→ **Stated exercise**:
Hunt for the word "JSON" across the entries below, copying each line that holds it.

(Dataset rows about figures)

---+---

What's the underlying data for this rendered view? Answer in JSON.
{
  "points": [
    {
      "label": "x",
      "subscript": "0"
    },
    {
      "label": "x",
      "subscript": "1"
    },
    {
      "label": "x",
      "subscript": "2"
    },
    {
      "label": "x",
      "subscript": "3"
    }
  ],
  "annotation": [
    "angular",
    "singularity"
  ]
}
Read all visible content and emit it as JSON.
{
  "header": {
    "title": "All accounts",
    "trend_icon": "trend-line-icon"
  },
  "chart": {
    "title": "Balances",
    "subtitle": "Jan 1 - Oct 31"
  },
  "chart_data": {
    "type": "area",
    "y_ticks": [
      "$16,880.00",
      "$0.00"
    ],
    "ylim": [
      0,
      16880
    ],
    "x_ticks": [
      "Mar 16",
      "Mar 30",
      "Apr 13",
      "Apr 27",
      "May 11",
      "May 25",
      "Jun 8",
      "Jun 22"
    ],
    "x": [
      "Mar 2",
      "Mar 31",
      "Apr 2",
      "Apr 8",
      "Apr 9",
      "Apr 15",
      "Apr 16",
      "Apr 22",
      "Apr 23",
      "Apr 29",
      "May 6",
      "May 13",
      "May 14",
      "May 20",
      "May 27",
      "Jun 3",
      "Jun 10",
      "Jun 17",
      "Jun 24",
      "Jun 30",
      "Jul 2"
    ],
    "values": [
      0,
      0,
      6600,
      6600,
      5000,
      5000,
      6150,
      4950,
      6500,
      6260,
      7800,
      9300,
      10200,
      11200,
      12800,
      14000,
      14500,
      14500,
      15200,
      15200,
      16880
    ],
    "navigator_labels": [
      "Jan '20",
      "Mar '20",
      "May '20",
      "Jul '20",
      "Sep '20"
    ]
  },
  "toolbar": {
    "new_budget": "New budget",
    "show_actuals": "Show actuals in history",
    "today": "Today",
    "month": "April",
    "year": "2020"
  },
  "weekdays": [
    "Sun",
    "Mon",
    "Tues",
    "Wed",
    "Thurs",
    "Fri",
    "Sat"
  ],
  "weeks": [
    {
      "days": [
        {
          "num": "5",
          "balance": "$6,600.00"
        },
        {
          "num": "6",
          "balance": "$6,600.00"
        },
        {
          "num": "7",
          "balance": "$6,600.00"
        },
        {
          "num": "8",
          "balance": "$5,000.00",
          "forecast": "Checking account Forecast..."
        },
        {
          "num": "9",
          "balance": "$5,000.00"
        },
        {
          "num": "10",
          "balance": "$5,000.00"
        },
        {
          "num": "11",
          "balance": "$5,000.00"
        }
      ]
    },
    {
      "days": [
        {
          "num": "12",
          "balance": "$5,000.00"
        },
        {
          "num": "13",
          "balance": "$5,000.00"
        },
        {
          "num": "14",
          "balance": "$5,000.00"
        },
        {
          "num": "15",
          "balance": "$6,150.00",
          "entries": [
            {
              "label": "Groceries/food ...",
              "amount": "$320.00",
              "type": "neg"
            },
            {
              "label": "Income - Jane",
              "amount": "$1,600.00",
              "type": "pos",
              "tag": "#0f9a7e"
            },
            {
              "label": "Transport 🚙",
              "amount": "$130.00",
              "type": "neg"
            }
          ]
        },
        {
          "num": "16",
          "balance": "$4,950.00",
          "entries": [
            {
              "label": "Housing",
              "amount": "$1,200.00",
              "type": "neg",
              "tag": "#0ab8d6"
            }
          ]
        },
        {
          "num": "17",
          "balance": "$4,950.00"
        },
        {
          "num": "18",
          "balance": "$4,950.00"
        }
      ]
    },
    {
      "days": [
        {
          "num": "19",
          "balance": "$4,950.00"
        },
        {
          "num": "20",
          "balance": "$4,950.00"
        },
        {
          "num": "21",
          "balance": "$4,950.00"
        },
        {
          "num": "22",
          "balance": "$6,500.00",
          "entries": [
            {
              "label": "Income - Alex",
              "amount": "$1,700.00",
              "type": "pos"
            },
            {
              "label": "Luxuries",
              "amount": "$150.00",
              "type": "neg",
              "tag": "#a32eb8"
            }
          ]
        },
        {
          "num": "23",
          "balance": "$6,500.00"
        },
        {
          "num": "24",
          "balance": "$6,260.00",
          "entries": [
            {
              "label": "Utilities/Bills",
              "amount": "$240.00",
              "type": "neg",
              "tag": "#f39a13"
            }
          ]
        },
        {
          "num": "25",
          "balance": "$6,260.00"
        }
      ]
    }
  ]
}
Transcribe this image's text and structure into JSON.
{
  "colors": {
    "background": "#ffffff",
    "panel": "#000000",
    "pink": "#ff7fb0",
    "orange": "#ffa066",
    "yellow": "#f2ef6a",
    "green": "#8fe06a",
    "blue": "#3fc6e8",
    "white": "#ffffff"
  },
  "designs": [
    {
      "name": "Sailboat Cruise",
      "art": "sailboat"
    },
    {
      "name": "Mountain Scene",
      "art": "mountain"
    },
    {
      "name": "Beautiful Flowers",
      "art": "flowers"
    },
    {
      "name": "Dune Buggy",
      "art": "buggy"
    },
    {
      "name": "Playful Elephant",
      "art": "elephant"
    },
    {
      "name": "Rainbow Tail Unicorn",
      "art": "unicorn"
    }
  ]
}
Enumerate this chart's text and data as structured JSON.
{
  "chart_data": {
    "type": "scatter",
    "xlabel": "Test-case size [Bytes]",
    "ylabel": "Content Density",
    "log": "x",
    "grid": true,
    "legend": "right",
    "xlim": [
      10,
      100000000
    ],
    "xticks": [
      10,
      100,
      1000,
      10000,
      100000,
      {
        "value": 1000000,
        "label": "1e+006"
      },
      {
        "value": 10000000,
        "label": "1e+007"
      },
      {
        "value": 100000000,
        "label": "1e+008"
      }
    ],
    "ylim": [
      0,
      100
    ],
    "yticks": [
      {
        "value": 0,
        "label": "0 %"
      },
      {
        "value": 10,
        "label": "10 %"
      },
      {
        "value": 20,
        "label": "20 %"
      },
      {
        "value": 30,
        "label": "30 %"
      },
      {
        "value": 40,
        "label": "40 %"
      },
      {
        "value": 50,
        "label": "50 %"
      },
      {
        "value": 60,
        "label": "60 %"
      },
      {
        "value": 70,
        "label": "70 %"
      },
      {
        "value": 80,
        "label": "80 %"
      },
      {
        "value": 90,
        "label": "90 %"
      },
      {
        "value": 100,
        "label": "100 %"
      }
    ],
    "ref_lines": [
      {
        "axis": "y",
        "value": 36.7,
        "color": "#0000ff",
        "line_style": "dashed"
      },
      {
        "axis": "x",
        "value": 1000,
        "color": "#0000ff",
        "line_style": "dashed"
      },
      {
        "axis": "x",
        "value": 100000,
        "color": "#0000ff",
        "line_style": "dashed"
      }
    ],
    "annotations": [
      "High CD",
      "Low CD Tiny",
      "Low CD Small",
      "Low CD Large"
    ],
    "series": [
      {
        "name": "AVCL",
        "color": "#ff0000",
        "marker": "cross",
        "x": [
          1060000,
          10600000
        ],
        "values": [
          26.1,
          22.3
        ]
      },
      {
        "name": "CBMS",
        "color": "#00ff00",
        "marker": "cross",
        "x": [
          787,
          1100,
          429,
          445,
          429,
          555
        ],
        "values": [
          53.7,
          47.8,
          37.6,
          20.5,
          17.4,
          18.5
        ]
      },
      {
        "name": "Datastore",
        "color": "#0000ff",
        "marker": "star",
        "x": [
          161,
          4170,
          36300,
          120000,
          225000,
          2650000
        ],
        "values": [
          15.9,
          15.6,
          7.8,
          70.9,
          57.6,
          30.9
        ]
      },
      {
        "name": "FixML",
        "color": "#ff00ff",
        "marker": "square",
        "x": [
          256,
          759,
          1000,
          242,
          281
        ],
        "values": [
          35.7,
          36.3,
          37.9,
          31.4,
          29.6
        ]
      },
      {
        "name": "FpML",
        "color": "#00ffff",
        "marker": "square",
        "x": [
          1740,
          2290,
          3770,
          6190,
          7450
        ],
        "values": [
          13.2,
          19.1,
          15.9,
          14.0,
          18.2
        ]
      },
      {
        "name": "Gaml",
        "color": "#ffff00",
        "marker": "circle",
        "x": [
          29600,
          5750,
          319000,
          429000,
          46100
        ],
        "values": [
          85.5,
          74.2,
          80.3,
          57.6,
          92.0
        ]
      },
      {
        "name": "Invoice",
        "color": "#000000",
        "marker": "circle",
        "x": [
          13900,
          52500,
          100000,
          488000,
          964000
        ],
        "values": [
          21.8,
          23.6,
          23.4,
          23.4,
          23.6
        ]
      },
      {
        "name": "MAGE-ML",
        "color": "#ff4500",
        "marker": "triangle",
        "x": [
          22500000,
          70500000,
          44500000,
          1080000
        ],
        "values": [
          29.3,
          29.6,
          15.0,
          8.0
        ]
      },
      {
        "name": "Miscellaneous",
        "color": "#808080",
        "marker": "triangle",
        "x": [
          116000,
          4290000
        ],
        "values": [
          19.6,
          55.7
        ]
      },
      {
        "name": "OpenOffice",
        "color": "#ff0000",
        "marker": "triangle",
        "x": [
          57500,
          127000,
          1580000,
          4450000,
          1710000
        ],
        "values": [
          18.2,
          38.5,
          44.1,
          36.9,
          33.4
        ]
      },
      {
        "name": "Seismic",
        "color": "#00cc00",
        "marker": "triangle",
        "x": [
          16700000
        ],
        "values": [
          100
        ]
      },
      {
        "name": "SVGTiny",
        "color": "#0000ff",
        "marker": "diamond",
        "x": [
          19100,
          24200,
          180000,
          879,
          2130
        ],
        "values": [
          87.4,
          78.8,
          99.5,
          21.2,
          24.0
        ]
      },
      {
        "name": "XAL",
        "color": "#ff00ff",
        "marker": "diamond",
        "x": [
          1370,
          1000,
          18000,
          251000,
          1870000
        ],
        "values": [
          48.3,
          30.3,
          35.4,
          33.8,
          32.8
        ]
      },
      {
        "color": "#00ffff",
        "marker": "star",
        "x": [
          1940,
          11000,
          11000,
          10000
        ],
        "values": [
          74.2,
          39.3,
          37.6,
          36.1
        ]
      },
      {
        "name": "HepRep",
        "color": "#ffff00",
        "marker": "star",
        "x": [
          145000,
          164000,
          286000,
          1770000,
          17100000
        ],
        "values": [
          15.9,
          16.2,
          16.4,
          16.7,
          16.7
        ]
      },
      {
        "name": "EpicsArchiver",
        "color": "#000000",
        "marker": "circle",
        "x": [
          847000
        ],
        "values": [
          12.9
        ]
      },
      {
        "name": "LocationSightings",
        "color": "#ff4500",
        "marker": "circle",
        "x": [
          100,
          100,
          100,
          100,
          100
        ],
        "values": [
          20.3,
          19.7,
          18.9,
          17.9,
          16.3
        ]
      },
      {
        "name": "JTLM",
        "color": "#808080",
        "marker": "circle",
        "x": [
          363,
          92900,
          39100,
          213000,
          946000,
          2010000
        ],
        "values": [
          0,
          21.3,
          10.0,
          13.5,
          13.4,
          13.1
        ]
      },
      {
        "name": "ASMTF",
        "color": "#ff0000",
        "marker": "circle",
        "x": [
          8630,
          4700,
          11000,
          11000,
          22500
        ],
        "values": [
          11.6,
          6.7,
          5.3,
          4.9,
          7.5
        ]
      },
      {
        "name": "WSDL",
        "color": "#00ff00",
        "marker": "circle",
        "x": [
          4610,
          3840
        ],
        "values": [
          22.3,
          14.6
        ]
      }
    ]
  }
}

---+---

→ **Response below**:
What's the underlying data for this rendered view? Answer in JSON.
Read all visible content and emit it as JSON.
Transcribe this image's text and structure into JSON.
Enumerate this chart's text and data as structured JSON.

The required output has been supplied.